→ **WHAT IS NEEDED**: Please copy out the data below word for word, covering only the stretch from the line containing "tab-video[interactable]: 视频 —" through the line containing "paw-icon: du — [55, 35, 89, 71]", with both of those lines included.

→ **PROVIDED RECORDS**:

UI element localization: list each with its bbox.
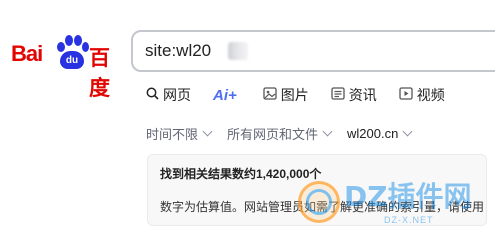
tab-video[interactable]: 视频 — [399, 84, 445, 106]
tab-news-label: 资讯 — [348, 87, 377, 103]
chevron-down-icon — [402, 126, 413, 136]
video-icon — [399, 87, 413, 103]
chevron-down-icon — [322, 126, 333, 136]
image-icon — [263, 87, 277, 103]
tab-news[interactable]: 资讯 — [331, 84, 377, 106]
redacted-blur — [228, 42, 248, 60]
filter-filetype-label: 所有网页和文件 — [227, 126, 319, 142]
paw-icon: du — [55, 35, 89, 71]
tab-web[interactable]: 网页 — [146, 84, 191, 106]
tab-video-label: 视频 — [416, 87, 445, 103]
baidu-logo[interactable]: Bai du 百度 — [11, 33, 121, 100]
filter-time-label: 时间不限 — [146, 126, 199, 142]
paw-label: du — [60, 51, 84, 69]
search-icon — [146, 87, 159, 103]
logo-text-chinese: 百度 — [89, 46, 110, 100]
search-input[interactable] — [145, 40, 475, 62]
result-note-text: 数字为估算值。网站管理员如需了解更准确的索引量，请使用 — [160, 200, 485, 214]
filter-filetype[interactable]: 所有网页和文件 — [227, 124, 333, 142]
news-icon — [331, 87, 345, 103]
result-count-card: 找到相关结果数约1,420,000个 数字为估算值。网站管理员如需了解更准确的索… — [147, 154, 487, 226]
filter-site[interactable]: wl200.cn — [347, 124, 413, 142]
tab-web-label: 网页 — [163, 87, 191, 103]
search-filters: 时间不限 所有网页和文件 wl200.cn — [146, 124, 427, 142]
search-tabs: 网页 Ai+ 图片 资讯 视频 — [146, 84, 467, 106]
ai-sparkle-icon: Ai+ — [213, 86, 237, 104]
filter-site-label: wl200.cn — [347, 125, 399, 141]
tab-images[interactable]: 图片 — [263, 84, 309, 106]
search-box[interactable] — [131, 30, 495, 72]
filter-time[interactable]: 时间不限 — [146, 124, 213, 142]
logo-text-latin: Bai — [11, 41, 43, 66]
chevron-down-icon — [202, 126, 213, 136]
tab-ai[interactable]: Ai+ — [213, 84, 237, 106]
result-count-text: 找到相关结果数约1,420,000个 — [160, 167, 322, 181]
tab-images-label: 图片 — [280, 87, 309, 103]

...

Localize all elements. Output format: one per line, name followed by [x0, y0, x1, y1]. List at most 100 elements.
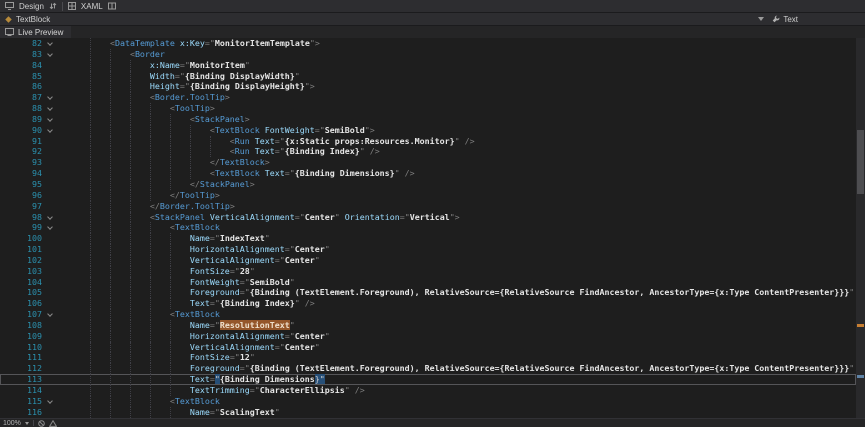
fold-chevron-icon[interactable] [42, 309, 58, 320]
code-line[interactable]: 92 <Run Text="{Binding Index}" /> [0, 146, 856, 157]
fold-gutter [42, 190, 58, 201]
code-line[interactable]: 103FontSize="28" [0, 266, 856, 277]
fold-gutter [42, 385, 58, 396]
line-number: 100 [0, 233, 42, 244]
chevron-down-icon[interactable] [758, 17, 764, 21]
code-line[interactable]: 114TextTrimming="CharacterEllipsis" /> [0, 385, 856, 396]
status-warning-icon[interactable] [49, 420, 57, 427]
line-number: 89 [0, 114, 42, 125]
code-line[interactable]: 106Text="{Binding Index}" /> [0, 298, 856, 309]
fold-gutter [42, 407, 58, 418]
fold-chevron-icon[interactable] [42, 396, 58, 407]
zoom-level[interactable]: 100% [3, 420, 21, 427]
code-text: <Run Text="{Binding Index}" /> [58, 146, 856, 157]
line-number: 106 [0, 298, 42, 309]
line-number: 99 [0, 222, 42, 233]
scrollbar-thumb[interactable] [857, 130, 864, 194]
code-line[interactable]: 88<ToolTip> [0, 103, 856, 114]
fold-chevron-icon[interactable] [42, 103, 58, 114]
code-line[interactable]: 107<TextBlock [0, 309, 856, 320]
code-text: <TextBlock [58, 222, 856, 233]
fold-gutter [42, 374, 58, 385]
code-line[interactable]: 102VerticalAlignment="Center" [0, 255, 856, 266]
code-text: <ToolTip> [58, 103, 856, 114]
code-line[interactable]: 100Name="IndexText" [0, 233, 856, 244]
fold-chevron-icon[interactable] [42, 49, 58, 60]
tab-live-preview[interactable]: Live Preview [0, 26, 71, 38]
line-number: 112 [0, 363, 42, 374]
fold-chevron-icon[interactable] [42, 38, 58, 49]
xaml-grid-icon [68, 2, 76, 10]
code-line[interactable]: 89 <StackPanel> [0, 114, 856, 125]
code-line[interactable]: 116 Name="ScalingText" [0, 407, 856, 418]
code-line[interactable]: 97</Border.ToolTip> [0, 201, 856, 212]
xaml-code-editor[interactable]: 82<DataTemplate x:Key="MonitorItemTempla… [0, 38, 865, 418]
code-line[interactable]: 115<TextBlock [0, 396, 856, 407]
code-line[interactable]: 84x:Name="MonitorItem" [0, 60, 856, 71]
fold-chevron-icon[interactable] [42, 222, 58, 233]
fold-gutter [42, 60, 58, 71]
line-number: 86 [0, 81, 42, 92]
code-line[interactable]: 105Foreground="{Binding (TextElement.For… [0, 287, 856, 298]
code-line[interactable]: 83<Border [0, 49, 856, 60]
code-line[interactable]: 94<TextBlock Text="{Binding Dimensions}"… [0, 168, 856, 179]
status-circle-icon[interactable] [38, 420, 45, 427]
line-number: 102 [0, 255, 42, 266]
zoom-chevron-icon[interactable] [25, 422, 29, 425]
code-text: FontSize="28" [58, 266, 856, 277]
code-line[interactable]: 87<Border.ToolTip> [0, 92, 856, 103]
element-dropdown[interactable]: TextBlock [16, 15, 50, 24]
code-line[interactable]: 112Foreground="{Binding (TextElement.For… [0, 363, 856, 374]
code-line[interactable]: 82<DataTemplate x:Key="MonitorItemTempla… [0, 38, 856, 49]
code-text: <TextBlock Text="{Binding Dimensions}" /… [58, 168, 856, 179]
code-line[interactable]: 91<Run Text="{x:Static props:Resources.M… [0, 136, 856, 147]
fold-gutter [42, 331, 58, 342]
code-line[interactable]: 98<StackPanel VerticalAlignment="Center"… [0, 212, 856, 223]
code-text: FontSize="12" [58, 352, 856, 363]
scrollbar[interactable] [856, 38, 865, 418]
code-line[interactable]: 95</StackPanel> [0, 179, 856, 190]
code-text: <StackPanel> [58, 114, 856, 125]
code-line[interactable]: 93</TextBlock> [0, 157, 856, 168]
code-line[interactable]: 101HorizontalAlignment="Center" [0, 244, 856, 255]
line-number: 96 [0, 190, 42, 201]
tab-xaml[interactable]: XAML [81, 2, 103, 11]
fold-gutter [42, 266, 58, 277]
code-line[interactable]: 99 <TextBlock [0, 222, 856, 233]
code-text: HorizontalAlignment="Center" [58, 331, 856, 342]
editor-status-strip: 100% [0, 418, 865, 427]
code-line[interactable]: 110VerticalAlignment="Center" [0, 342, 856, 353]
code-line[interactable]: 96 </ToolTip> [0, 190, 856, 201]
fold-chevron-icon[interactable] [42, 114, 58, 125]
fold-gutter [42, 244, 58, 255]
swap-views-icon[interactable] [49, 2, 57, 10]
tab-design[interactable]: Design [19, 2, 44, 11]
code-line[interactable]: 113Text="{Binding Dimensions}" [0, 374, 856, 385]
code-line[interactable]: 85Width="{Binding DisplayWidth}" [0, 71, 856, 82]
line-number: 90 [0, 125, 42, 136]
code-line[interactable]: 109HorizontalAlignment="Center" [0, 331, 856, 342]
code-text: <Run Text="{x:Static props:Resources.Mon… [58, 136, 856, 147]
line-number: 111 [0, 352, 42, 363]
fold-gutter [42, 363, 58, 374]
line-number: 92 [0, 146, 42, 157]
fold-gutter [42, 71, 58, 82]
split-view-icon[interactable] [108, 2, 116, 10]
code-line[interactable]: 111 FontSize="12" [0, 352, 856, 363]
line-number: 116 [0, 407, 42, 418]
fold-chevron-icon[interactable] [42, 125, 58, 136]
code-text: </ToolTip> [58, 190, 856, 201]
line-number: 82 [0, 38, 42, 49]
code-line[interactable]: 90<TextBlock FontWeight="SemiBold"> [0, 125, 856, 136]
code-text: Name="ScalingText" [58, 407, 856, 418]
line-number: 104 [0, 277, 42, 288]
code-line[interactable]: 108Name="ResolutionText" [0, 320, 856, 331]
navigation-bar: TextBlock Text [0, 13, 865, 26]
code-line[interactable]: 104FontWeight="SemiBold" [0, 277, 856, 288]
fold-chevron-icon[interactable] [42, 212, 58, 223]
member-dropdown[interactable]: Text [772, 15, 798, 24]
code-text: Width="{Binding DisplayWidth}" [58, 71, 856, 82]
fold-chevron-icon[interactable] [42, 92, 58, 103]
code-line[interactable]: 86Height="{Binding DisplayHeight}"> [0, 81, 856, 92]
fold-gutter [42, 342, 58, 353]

...

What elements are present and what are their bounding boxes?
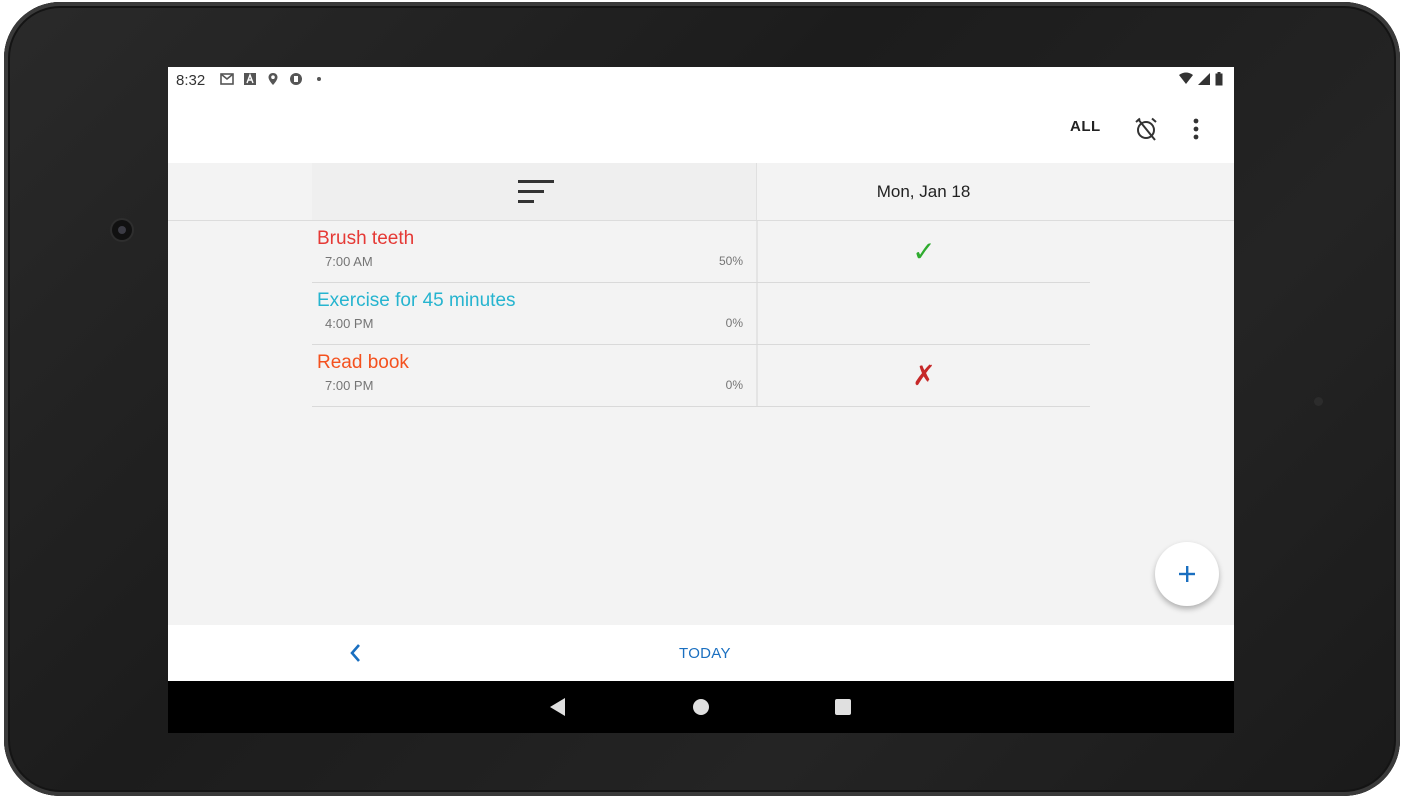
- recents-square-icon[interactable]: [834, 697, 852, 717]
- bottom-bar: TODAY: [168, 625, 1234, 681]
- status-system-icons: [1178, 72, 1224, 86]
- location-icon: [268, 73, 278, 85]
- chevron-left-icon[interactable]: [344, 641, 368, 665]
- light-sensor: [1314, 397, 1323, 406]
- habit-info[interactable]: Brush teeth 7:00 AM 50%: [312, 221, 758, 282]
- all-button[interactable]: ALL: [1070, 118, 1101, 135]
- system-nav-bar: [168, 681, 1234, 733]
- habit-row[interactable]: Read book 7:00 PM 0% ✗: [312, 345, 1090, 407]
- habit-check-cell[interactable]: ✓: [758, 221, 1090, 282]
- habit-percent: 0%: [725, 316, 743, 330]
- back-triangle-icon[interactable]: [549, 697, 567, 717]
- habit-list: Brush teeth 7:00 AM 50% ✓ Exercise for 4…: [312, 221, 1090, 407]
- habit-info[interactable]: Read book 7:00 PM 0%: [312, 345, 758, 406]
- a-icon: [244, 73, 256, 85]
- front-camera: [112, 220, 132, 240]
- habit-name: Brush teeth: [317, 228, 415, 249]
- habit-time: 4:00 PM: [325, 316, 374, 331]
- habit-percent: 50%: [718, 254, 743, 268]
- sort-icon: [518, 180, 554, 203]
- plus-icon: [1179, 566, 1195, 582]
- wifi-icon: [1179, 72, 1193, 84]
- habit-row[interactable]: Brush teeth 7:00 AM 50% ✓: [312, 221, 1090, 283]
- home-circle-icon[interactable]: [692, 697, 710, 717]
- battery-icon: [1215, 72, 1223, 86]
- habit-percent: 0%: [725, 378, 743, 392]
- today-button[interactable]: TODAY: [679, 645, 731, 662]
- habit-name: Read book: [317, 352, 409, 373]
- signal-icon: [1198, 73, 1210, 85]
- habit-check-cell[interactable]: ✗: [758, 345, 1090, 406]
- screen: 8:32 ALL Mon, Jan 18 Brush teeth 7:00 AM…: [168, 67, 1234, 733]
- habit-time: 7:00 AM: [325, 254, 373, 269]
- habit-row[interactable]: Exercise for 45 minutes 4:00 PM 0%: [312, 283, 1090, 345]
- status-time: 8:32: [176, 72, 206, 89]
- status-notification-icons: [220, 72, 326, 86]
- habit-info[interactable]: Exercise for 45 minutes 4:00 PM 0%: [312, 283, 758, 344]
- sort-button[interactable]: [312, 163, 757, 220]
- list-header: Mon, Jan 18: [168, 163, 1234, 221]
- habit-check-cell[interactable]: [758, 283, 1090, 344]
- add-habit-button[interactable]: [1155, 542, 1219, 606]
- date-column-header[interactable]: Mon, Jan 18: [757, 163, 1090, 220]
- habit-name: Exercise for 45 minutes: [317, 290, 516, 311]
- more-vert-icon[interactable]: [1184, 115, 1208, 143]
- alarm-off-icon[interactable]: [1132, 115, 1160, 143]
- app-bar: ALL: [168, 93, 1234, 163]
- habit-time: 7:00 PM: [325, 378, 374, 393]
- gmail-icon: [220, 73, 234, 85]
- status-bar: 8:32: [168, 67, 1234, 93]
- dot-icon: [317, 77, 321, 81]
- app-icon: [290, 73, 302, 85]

→ **EXERCISE OUTPUT**:
tab-video[interactable]: 视频 — [399, 84, 445, 106]
tab-news-label: 资讯 — [348, 87, 377, 103]
chevron-down-icon — [402, 126, 413, 136]
video-icon — [399, 87, 413, 103]
chevron-down-icon — [322, 126, 333, 136]
image-icon — [263, 87, 277, 103]
tab-news[interactable]: 资讯 — [331, 84, 377, 106]
redacted-blur — [228, 42, 248, 60]
filter-filetype-label: 所有网页和文件 — [227, 126, 319, 142]
paw-icon: du — [55, 35, 89, 71]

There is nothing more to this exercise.